━━ Records for this exercise ━━

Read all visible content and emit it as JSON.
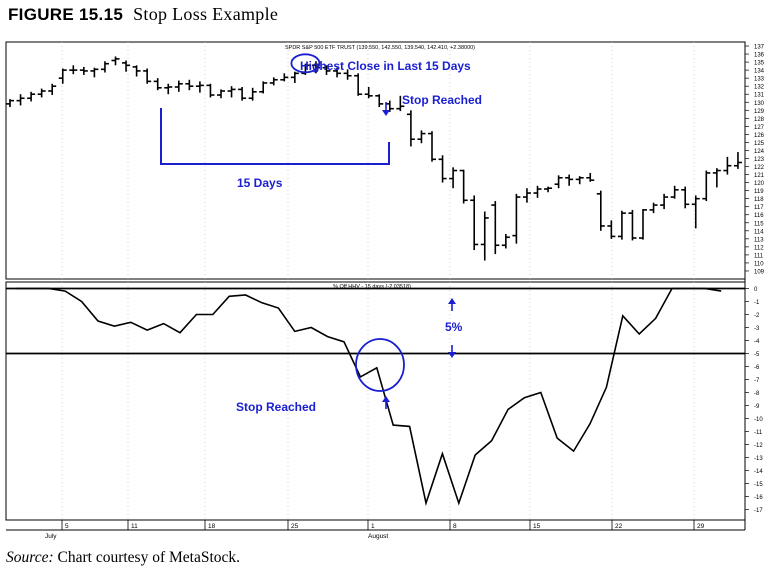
{
  "figure": {
    "label": "FIGURE 15.15",
    "title": "Stop Loss Example"
  },
  "source": {
    "prefix": "Source:",
    "text": "Chart courtesy of MetaStock."
  },
  "colors": {
    "annotation": "#1a1fcf",
    "price": "#000000",
    "grid": "#bfbfbf"
  },
  "chart_data": [
    {
      "type": "ohlc",
      "title": "SPDR S&P 500 ETF TRUST (139.550, 142.550, 139.540, 142.410, +2.38000)",
      "ylim": [
        108,
        137.5
      ],
      "y_ticks": [
        109,
        110,
        111,
        112,
        113,
        114,
        115,
        116,
        117,
        118,
        119,
        120,
        121,
        122,
        123,
        124,
        125,
        126,
        127,
        128,
        129,
        130,
        131,
        132,
        133,
        134,
        135,
        136,
        137
      ],
      "bars": [
        {
          "o": 129.8,
          "h": 130.4,
          "l": 129.4,
          "c": 130.2
        },
        {
          "o": 130.2,
          "h": 131.0,
          "l": 129.6,
          "c": 130.5
        },
        {
          "o": 130.5,
          "h": 131.3,
          "l": 130.1,
          "c": 131.0
        },
        {
          "o": 131.0,
          "h": 131.7,
          "l": 130.6,
          "c": 131.4
        },
        {
          "o": 131.4,
          "h": 132.3,
          "l": 130.9,
          "c": 132.0
        },
        {
          "o": 133.0,
          "h": 134.2,
          "l": 132.3,
          "c": 134.0
        },
        {
          "o": 134.0,
          "h": 134.6,
          "l": 133.5,
          "c": 134.0
        },
        {
          "o": 134.0,
          "h": 134.4,
          "l": 133.4,
          "c": 133.9
        },
        {
          "o": 133.9,
          "h": 134.3,
          "l": 133.1,
          "c": 134.1
        },
        {
          "o": 134.1,
          "h": 135.1,
          "l": 133.7,
          "c": 134.8
        },
        {
          "o": 135.2,
          "h": 135.7,
          "l": 134.6,
          "c": 135.4
        },
        {
          "o": 134.9,
          "h": 135.2,
          "l": 133.8,
          "c": 134.6
        },
        {
          "o": 134.4,
          "h": 134.6,
          "l": 133.2,
          "c": 133.9
        },
        {
          "o": 133.9,
          "h": 134.2,
          "l": 132.3,
          "c": 132.6
        },
        {
          "o": 132.6,
          "h": 133.0,
          "l": 131.5,
          "c": 131.8
        },
        {
          "o": 131.8,
          "h": 132.3,
          "l": 131.0,
          "c": 131.9
        },
        {
          "o": 131.9,
          "h": 132.7,
          "l": 131.3,
          "c": 132.3
        },
        {
          "o": 132.3,
          "h": 132.8,
          "l": 131.5,
          "c": 132.0
        },
        {
          "o": 132.0,
          "h": 132.6,
          "l": 131.2,
          "c": 132.1
        },
        {
          "o": 132.1,
          "h": 132.3,
          "l": 130.6,
          "c": 130.9
        },
        {
          "o": 130.9,
          "h": 131.6,
          "l": 130.5,
          "c": 131.4
        },
        {
          "o": 131.4,
          "h": 132.0,
          "l": 130.6,
          "c": 131.6
        },
        {
          "o": 131.6,
          "h": 131.9,
          "l": 130.2,
          "c": 130.5
        },
        {
          "o": 130.5,
          "h": 131.8,
          "l": 130.2,
          "c": 131.3
        },
        {
          "o": 131.3,
          "h": 132.6,
          "l": 131.1,
          "c": 132.4
        },
        {
          "o": 132.4,
          "h": 133.1,
          "l": 132.1,
          "c": 132.8
        },
        {
          "o": 132.8,
          "h": 133.6,
          "l": 132.6,
          "c": 133.1
        },
        {
          "o": 133.1,
          "h": 133.8,
          "l": 132.4,
          "c": 133.6
        },
        {
          "o": 133.6,
          "h": 134.8,
          "l": 133.4,
          "c": 134.6
        },
        {
          "o": 134.6,
          "h": 135.1,
          "l": 133.6,
          "c": 134.3
        },
        {
          "o": 134.3,
          "h": 134.6,
          "l": 133.4,
          "c": 133.9
        },
        {
          "o": 133.9,
          "h": 134.3,
          "l": 133.1,
          "c": 133.6
        },
        {
          "o": 133.6,
          "h": 134.1,
          "l": 132.8,
          "c": 133.3
        },
        {
          "o": 133.3,
          "h": 133.6,
          "l": 130.8,
          "c": 131.0
        },
        {
          "o": 131.0,
          "h": 131.9,
          "l": 130.5,
          "c": 130.8
        },
        {
          "o": 130.8,
          "h": 131.0,
          "l": 129.4,
          "c": 129.8
        },
        {
          "o": 129.8,
          "h": 130.2,
          "l": 128.8,
          "c": 129.2
        },
        {
          "o": 129.2,
          "h": 130.8,
          "l": 128.9,
          "c": 129.5
        },
        {
          "o": 128.5,
          "h": 129.0,
          "l": 124.5,
          "c": 125.4
        },
        {
          "o": 125.4,
          "h": 126.5,
          "l": 124.9,
          "c": 126.1
        },
        {
          "o": 126.1,
          "h": 126.4,
          "l": 122.6,
          "c": 122.9
        },
        {
          "o": 122.9,
          "h": 123.4,
          "l": 120.0,
          "c": 120.5
        },
        {
          "o": 120.5,
          "h": 121.9,
          "l": 119.3,
          "c": 121.5
        },
        {
          "o": 121.5,
          "h": 121.6,
          "l": 117.4,
          "c": 117.8
        },
        {
          "o": 117.8,
          "h": 118.4,
          "l": 111.6,
          "c": 112.3
        },
        {
          "o": 112.3,
          "h": 116.4,
          "l": 110.3,
          "c": 115.6
        },
        {
          "o": 117.2,
          "h": 117.7,
          "l": 111.1,
          "c": 112.2
        },
        {
          "o": 112.2,
          "h": 113.6,
          "l": 111.8,
          "c": 113.2
        },
        {
          "o": 113.4,
          "h": 118.6,
          "l": 112.4,
          "c": 118.2
        },
        {
          "o": 118.2,
          "h": 119.3,
          "l": 117.5,
          "c": 118.7
        },
        {
          "o": 118.7,
          "h": 119.6,
          "l": 118.1,
          "c": 119.2
        },
        {
          "o": 119.2,
          "h": 119.5,
          "l": 118.8,
          "c": 119.3
        },
        {
          "o": 119.8,
          "h": 120.9,
          "l": 119.3,
          "c": 120.6
        },
        {
          "o": 120.6,
          "h": 121.0,
          "l": 119.6,
          "c": 120.4
        },
        {
          "o": 120.4,
          "h": 120.8,
          "l": 119.8,
          "c": 120.6
        },
        {
          "o": 120.6,
          "h": 121.2,
          "l": 120.1,
          "c": 120.3
        },
        {
          "o": 118.6,
          "h": 119.0,
          "l": 114.0,
          "c": 114.6
        },
        {
          "o": 114.6,
          "h": 115.3,
          "l": 113.0,
          "c": 113.3
        },
        {
          "o": 113.3,
          "h": 116.5,
          "l": 112.9,
          "c": 116.2
        },
        {
          "o": 116.2,
          "h": 116.6,
          "l": 112.8,
          "c": 113.1
        },
        {
          "o": 113.1,
          "h": 116.7,
          "l": 112.9,
          "c": 116.6
        },
        {
          "o": 116.6,
          "h": 117.5,
          "l": 116.2,
          "c": 117.2
        },
        {
          "o": 117.2,
          "h": 118.6,
          "l": 116.7,
          "c": 118.2
        },
        {
          "o": 118.2,
          "h": 119.6,
          "l": 118.0,
          "c": 119.1
        },
        {
          "o": 119.1,
          "h": 119.5,
          "l": 116.8,
          "c": 117.3
        },
        {
          "o": 117.3,
          "h": 118.4,
          "l": 114.3,
          "c": 118.0
        },
        {
          "o": 118.0,
          "h": 121.5,
          "l": 117.7,
          "c": 121.2
        },
        {
          "o": 121.2,
          "h": 121.8,
          "l": 119.4,
          "c": 121.5
        },
        {
          "o": 121.5,
          "h": 123.2,
          "l": 121.0,
          "c": 122.1
        },
        {
          "o": 122.1,
          "h": 123.8,
          "l": 121.7,
          "c": 122.5
        }
      ]
    },
    {
      "type": "line",
      "title": "% Off HHV - 15 days (-2.03518)",
      "ylim": [
        -17.8,
        0.5
      ],
      "y_ticks": [
        0,
        -1,
        -2,
        -3,
        -4,
        -5,
        -6,
        -7,
        -8,
        -9,
        -10,
        -11,
        -12,
        -13,
        -14,
        -15,
        -16,
        -17
      ],
      "reference_lines": [
        0,
        -5
      ],
      "values": [
        0.0,
        0.0,
        0.0,
        -0.2,
        -1.0,
        -2.5,
        -2.9,
        -2.6,
        -3.2,
        -2.7,
        -3.4,
        -2.0,
        -2.0,
        -0.6,
        -0.5,
        -1.1,
        -1.5,
        -3.3,
        -3.0,
        -3.7,
        -4.1,
        -6.8,
        -6.1,
        -10.5,
        -10.6,
        -16.5,
        -12.7,
        -16.5,
        -12.8,
        -11.7,
        -9.3,
        -8.4,
        -8.0,
        -11.5,
        -12.5,
        -10.4,
        -7.6,
        -2.1,
        -3.5,
        -2.3,
        0.0,
        0.0,
        0.0,
        -0.2
      ]
    }
  ],
  "x_labels": [
    "5",
    "11",
    "18",
    "25",
    "1",
    "8",
    "15",
    "22",
    "29"
  ],
  "month_labels": [
    "July",
    "August"
  ],
  "annotations": {
    "highest_close": "Highest Close in Last 15 Days",
    "stop_reached_top": "Stop Reached",
    "fifteen_days": "15 Days",
    "five_percent": "5%",
    "stop_reached_bottom": "Stop Reached"
  }
}
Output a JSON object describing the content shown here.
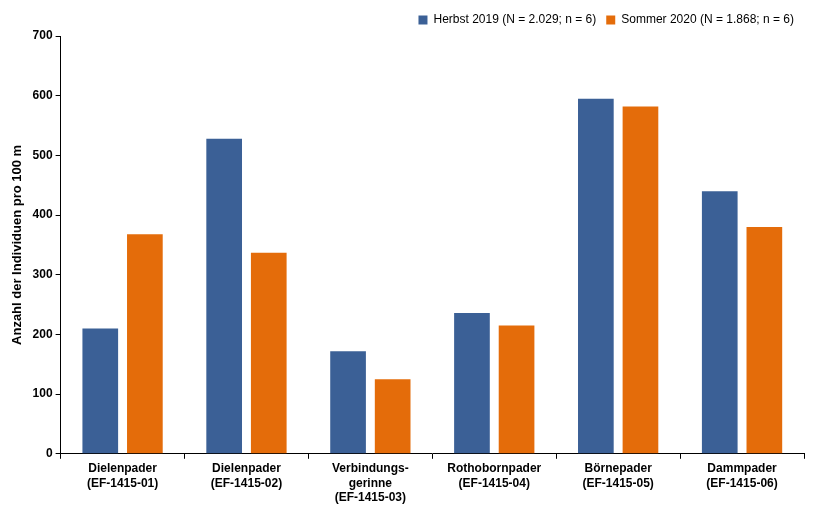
{
  "chart_data": {
    "type": "bar",
    "y_label": "Anzahl der Individuen pro 100 m",
    "categories": [
      [
        "Dielenpader",
        "(EF-1415-01)"
      ],
      [
        "Dielenpader",
        "(EF-1415-02)"
      ],
      [
        "Verbindungs-",
        "gerinne",
        "(EF-1415-03)"
      ],
      [
        "Rothobornpader",
        "(EF-1415-04)"
      ],
      [
        "Börnepader",
        "(EF-1415-05)"
      ],
      [
        "Dammpader",
        "(EF-1415-06)"
      ]
    ],
    "series": [
      {
        "name": "Herbst 2019 (N = 2.029; n = 6)",
        "color": "#3b6096",
        "values": [
          210,
          528,
          172,
          236,
          595,
          440
        ]
      },
      {
        "name": "Sommer 2020 (N = 1.868; n = 6)",
        "color": "#e46c0a",
        "values": [
          368,
          337,
          125,
          215,
          582,
          380
        ]
      }
    ],
    "ylim": [
      0,
      700
    ],
    "yticks": [
      0,
      100,
      200,
      300,
      400,
      500,
      600,
      700
    ],
    "grid": false,
    "legend": "top-right"
  }
}
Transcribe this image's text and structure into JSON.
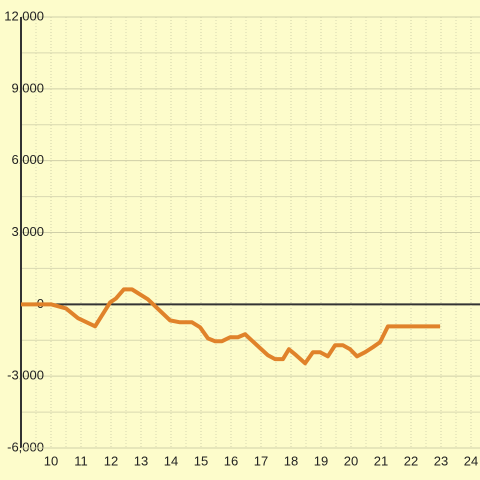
{
  "chart_data": {
    "type": "line",
    "x": [
      9,
      10,
      10.5,
      10.9,
      11.47,
      11.97,
      12.17,
      12.43,
      12.7,
      13.23,
      13.97,
      14.3,
      14.7,
      14.97,
      15.23,
      15.47,
      15.7,
      15.97,
      16.23,
      16.47,
      16.97,
      17.23,
      17.47,
      17.73,
      17.93,
      18.17,
      18.47,
      18.73,
      18.97,
      19.23,
      19.47,
      19.73,
      19.97,
      20.2,
      20.47,
      20.73,
      20.97,
      21.23,
      22.97
    ],
    "series": [
      {
        "color": "#e0822a",
        "values": [
          0,
          0,
          -170,
          -580,
          -920,
          80,
          250,
          625,
          625,
          210,
          -670,
          -750,
          -750,
          -960,
          -1420,
          -1540,
          -1540,
          -1375,
          -1375,
          -1250,
          -1830,
          -2125,
          -2290,
          -2290,
          -1875,
          -2125,
          -2460,
          -2000,
          -2000,
          -2170,
          -1710,
          -1710,
          -1875,
          -2170,
          -2000,
          -1790,
          -1580,
          -920,
          -920
        ]
      }
    ],
    "xlim": [
      9,
      24.3
    ],
    "xticks": [
      10,
      11,
      12,
      13,
      14,
      15,
      16,
      17,
      18,
      19,
      20,
      21,
      22,
      23,
      24
    ],
    "ylim": [
      -6000,
      12000
    ],
    "yticks": [
      {
        "value": -6000,
        "label": "-6,000"
      },
      {
        "value": -3000,
        "label": "-3,000"
      },
      0,
      {
        "value": 3000,
        "label": "3,000"
      },
      {
        "value": 6000,
        "label": "6,000"
      },
      {
        "value": 9000,
        "label": "9,000"
      },
      {
        "value": 12000,
        "label": "12,000"
      }
    ],
    "grid": true
  }
}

━━━

• What is needed
Only lines with "JSON" are wanted here; list each of them.

• Answer to the exercise
Read all visible content and emit it as JSON.
Output a JSON object describing the content shown here.
Transcribe this image's text and structure into JSON.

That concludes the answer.